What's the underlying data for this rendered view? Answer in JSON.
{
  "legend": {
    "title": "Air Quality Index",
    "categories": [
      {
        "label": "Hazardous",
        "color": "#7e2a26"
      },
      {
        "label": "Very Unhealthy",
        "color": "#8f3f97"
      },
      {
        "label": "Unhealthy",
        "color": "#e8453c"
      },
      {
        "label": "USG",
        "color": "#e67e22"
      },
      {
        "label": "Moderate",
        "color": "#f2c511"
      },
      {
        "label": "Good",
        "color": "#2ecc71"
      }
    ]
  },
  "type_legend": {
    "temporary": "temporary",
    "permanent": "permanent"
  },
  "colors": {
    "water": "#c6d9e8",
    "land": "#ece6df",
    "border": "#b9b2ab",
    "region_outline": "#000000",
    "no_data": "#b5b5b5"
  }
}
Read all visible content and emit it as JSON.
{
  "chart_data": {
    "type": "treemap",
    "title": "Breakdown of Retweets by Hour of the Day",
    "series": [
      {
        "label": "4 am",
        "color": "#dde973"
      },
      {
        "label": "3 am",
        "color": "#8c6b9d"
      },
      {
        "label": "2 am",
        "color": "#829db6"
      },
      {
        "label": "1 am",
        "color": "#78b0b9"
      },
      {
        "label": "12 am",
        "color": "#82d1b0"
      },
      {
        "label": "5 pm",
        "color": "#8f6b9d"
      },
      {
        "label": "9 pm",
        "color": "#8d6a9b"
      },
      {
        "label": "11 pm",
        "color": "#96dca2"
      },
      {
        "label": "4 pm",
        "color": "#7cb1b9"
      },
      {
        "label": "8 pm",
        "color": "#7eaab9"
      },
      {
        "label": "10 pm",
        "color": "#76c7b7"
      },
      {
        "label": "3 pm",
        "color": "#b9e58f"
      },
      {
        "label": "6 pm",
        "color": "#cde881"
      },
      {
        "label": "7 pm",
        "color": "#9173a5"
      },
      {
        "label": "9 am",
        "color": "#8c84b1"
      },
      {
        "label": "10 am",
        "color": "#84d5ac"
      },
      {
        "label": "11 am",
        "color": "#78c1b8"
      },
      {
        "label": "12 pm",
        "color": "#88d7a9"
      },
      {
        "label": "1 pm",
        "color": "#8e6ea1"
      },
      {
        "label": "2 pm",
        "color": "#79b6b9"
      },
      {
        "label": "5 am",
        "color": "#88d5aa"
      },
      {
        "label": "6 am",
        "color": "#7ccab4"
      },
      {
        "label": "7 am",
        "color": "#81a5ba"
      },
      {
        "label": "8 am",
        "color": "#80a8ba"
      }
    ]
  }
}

## BRIEF
Reproduce every line above without error.

## EXERCISE SOLUTION
What's the underlying data for this rendered view? Answer in JSON.
{
  "legend": {
    "title": "Air Quality Index",
    "categories": [
      {
        "label": "Hazardous",
        "color": "#7e2a26"
      },
      {
        "label": "Very Unhealthy",
        "color": "#8f3f97"
      },
      {
        "label": "Unhealthy",
        "color": "#e8453c"
      },
      {
        "label": "USG",
        "color": "#e67e22"
      },
      {
        "label": "Moderate",
        "color": "#f2c511"
      },
      {
        "label": "Good",
        "color": "#2ecc71"
      }
    ]
  },
  "type_legend": {
    "temporary": "temporary",
    "permanent": "permanent"
  },
  "colors": {
    "water": "#c6d9e8",
    "land": "#ece6df",
    "border": "#b9b2ab",
    "region_outline": "#000000",
    "no_data": "#b5b5b5"
  }
}
Read all visible content and emit it as JSON.
{
  "chart_data": {
    "type": "treemap",
    "title": "Breakdown of Retweets by Hour of the Day",
    "series": [
      {
        "label": "4 am",
        "color": "#dde973"
      },
      {
        "label": "3 am",
        "color": "#8c6b9d"
      },
      {
        "label": "2 am",
        "color": "#829db6"
      },
      {
        "label": "1 am",
        "color": "#78b0b9"
      },
      {
        "label": "12 am",
        "color": "#82d1b0"
      },
      {
        "label": "5 pm",
        "color": "#8f6b9d"
      },
      {
        "label": "9 pm",
        "color": "#8d6a9b"
      },
      {
        "label": "11 pm",
        "color": "#96dca2"
      },
      {
        "label": "4 pm",
        "color": "#7cb1b9"
      },
      {
        "label": "8 pm",
        "color": "#7eaab9"
      },
      {
        "label": "10 pm",
        "color": "#76c7b7"
      },
      {
        "label": "3 pm",
        "color": "#b9e58f"
      },
      {
        "label": "6 pm",
        "color": "#cde881"
      },
      {
        "label": "7 pm",
        "color": "#9173a5"
      },
      {
        "label": "9 am",
        "color": "#8c84b1"
      },
      {
        "label": "10 am",
        "color": "#84d5ac"
      },
      {
        "label": "11 am",
        "color": "#78c1b8"
      },
      {
        "label": "12 pm",
        "color": "#88d7a9"
      },
      {
        "label": "1 pm",
        "color": "#8e6ea1"
      },
      {
        "label": "2 pm",
        "color": "#79b6b9"
      },
      {
        "label": "5 am",
        "color": "#88d5aa"
      },
      {
        "label": "6 am",
        "color": "#7ccab4"
      },
      {
        "label": "7 am",
        "color": "#81a5ba"
      },
      {
        "label": "8 am",
        "color": "#80a8ba"
      }
    ]
  }
}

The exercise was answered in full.